◆ Request: Would it be possible to write out each entry below exactly, without the pictures?

Recorded data
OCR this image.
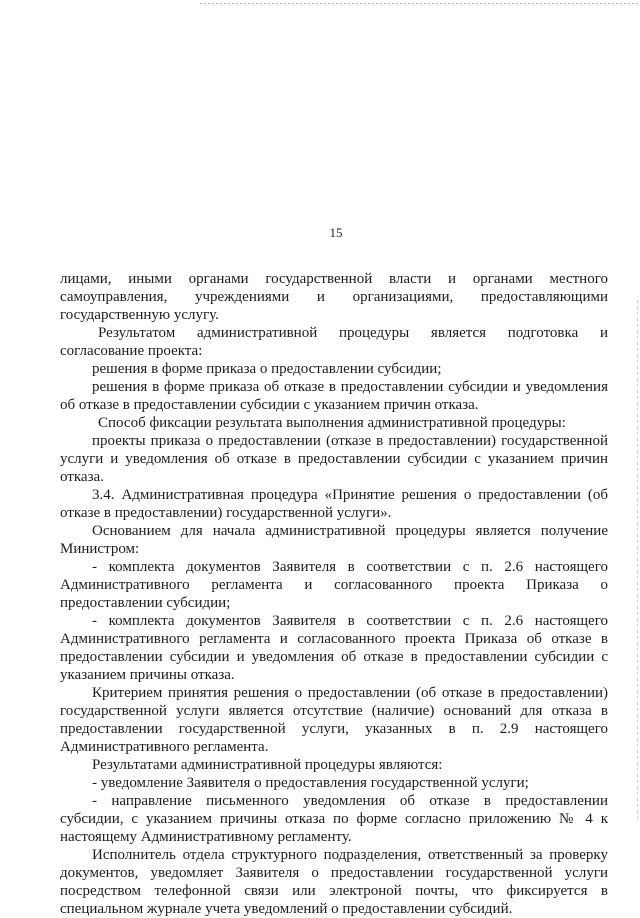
15
лицами, иными органами государственной власти и органами местного
самоуправления, учреждениями и организациями, предоставляющими
государственную услугу.
Результатом административной процедуры является подготовка и
согласование проекта:
решения в форме приказа о предоставлении субсидии;
решения в форме приказа об отказе в предоставлении субсидии и уведомления
об отказе в предоставлении субсидии с указанием причин отказа.
Способ фиксации результата выполнения административной процедуры:
проекты приказа о предоставлении (отказе в предоставлении) государственной
услуги и уведомления об отказе в предоставлении субсидии с указанием причин
отказа.
3.4. Административная процедура «Принятие решения о предоставлении (об
отказе в предоставлении) государственной услуги».
Основанием для начала административной процедуры является получение
Министром:
- комплекта документов Заявителя в соответствии с п. 2.6 настоящего
Административного регламента и согласованного проекта Приказа о
предоставлении субсидии;
- комплекта документов Заявителя в соответствии с п. 2.6 настоящего
Административного регламента и согласованного проекта Приказа об отказе в
предоставлении субсидии и уведомления об отказе в предоставлении субсидии с
указанием причины отказа.
Критерием принятия решения о предоставлении (об отказе в предоставлении)
государственной услуги является отсутствие (наличие) оснований для отказа в
предоставлении государственной услуги, указанных в п. 2.9 настоящего
Административного регламента.
Результатами административной процедуры являются:
- уведомление Заявителя о предоставления государственной услуги;
- направление письменного уведомления об отказе в предоставлении
субсидии, с указанием причины отказа по форме согласно приложению № 4 к
настоящему Административному регламенту.
Исполнитель отдела структурного подразделения, ответственный за проверку
документов, уведомляет Заявителя о предоставлении государственной услуги
посредством телефонной связи или электроной почты, что фиксируется в
специальном журнале учета уведомлений о предоставлении субсидий.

◆ Exercise output:
OCR this image.
15
лицами, иными органами государственной власти и органами местного
самоуправления, учреждениями и организациями, предоставляющими
государственную услугу.
Результатом административной процедуры является подготовка и
согласование проекта:
решения в форме приказа о предоставлении субсидии;
решения в форме приказа об отказе в предоставлении субсидии и уведомления
об отказе в предоставлении субсидии с указанием причин отказа.
Способ фиксации результата выполнения административной процедуры:
проекты приказа о предоставлении (отказе в предоставлении) государственной
услуги и уведомления об отказе в предоставлении субсидии с указанием причин
отказа.
3.4. Административная процедура «Принятие решения о предоставлении (об
отказе в предоставлении) государственной услуги».
Основанием для начала административной процедуры является получение
Министром:
- комплекта документов Заявителя в соответствии с п. 2.6 настоящего
Административного регламента и согласованного проекта Приказа о
предоставлении субсидии;
- комплекта документов Заявителя в соответствии с п. 2.6 настоящего
Административного регламента и согласованного проекта Приказа об отказе в
предоставлении субсидии и уведомления об отказе в предоставлении субсидии с
указанием причины отказа.
Критерием принятия решения о предоставлении (об отказе в предоставлении)
государственной услуги является отсутствие (наличие) оснований для отказа в
предоставлении государственной услуги, указанных в п. 2.9 настоящего
Административного регламента.
Результатами административной процедуры являются:
- уведомление Заявителя о предоставления государственной услуги;
- направление письменного уведомления об отказе в предоставлении
субсидии, с указанием причины отказа по форме согласно приложению № 4 к
настоящему Административному регламенту.
Исполнитель отдела структурного подразделения, ответственный за проверку
документов, уведомляет Заявителя о предоставлении государственной услуги
посредством телефонной связи или электроной почты, что фиксируется в
специальном журнале учета уведомлений о предоставлении субсидий.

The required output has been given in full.